» **What the task asks**
Pull every line of the entries that has the word "Psychology".

Excerpt from a dataset:

=====

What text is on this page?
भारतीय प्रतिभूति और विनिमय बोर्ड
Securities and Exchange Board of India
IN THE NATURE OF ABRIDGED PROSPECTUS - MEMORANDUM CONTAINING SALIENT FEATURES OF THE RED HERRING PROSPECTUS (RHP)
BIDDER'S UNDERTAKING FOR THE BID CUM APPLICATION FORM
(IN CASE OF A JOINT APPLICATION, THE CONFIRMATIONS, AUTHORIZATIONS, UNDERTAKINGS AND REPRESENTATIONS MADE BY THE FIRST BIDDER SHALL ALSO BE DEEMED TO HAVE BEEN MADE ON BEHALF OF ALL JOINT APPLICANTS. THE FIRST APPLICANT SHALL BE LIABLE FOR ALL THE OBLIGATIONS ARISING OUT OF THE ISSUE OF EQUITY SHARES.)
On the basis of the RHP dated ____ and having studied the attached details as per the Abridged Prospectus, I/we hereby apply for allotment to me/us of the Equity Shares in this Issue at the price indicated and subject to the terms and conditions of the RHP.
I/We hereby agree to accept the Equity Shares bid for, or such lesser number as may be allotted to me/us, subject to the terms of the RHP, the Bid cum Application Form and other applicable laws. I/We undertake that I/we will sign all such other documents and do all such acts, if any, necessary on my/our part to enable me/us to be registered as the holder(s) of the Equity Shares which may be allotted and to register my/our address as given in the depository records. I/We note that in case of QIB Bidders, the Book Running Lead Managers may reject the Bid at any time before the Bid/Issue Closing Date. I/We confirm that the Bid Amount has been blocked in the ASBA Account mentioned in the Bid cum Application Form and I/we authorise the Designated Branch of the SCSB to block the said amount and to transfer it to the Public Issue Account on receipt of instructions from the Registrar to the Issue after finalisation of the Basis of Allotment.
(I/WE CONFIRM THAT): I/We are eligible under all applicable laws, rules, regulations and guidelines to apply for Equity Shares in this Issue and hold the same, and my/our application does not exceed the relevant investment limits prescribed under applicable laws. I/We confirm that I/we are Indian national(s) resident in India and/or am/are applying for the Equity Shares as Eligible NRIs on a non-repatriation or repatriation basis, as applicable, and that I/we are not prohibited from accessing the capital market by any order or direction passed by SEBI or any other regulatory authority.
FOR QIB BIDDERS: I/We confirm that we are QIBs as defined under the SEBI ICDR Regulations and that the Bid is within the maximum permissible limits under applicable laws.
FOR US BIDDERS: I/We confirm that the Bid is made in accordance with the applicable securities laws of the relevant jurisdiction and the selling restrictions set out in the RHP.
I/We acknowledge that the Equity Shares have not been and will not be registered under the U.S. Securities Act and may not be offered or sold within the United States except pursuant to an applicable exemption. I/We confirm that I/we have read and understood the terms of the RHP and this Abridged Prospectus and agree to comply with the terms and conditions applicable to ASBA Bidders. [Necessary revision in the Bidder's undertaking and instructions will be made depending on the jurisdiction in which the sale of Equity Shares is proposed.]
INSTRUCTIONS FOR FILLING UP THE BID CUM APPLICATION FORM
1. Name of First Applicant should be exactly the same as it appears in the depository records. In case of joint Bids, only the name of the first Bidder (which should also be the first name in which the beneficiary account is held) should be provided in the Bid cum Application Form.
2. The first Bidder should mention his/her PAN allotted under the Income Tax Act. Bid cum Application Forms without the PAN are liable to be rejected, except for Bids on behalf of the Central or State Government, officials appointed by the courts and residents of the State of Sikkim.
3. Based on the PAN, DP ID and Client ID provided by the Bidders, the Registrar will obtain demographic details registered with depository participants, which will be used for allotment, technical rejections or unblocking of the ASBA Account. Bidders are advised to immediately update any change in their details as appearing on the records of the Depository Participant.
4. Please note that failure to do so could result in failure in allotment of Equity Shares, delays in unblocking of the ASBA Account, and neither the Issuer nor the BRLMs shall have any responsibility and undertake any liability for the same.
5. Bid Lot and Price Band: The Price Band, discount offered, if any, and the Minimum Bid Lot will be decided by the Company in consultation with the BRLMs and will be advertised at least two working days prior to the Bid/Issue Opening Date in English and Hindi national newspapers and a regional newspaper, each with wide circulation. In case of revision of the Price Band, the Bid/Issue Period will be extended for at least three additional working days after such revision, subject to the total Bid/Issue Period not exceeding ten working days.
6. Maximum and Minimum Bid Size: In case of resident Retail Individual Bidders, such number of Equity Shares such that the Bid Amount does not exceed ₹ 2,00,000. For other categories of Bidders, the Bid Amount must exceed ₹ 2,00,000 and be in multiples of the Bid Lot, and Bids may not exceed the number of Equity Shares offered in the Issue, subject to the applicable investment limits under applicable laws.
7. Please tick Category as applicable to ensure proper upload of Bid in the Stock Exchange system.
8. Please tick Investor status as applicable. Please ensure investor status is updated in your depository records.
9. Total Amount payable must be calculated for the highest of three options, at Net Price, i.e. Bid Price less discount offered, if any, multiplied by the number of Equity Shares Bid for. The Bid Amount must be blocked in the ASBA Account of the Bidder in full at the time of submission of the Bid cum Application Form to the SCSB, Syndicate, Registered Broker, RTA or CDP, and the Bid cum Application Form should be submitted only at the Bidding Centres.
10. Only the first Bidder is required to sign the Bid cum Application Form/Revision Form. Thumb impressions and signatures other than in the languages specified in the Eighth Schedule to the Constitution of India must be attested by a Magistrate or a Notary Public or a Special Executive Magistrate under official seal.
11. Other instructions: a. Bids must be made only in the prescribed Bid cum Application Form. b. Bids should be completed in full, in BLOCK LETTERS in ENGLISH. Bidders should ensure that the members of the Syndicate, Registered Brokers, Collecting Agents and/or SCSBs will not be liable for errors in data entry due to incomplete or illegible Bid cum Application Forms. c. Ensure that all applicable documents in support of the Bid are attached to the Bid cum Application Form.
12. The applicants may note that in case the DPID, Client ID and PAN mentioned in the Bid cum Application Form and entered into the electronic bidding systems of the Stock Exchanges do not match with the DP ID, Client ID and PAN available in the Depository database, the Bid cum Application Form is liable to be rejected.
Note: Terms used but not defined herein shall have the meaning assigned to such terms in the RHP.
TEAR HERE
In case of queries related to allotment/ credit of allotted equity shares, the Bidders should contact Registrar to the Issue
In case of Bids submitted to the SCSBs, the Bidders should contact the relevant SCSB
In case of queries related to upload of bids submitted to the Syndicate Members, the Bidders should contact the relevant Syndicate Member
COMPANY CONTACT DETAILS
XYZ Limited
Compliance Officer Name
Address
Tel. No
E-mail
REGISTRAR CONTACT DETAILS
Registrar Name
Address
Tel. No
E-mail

=====

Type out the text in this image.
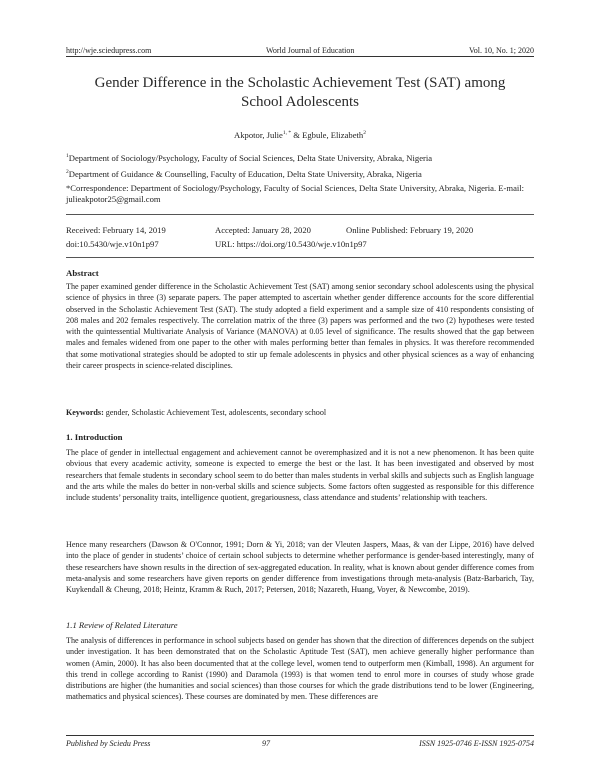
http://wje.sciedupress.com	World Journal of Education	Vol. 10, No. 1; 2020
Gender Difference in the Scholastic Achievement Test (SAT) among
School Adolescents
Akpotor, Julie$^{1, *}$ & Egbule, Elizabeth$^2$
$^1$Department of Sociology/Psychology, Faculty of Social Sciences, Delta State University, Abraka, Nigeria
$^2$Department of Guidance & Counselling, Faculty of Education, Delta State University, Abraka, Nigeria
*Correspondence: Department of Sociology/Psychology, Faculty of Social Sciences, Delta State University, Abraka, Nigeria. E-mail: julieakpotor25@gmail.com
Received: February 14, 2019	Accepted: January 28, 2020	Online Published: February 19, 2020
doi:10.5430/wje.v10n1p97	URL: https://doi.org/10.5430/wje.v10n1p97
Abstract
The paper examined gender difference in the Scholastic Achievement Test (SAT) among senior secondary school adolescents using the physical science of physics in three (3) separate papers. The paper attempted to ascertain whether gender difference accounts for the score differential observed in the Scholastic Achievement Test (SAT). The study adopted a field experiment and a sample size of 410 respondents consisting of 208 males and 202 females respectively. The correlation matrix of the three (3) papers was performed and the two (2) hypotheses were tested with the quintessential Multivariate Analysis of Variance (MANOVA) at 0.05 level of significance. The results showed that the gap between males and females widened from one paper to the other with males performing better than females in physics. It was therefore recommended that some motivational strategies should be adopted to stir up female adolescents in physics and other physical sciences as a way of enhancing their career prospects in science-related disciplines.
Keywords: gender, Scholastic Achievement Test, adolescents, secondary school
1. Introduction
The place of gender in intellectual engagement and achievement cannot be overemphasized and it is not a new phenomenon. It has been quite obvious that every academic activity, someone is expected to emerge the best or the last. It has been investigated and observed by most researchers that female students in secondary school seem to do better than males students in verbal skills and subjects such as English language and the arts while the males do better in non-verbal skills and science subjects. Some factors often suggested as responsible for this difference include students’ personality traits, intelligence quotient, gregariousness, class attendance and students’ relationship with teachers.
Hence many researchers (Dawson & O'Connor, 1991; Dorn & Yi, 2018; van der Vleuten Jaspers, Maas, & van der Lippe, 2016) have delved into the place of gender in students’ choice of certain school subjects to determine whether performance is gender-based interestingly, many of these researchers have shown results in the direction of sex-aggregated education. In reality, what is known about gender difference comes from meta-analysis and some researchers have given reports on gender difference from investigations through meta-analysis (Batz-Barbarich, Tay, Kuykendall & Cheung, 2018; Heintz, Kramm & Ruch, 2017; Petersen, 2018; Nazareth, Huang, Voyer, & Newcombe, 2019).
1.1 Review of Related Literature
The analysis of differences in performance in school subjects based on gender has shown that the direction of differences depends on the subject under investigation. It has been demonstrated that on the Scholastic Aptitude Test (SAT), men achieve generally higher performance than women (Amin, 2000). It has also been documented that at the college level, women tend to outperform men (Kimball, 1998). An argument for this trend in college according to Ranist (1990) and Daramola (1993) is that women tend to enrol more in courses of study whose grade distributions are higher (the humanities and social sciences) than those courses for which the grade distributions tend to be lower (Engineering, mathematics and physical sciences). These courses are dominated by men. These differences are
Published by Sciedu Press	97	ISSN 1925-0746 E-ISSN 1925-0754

=====

» **Result**
$^1$Department of Sociology/Psychology, Faculty of Social Sciences, Delta State University, Abraka, Nigeria
*Correspondence: Department of Sociology/Psychology, Faculty of Social Sciences, Delta State University, Abraka, Nigeria. E-mail: julieakpotor25@gmail.com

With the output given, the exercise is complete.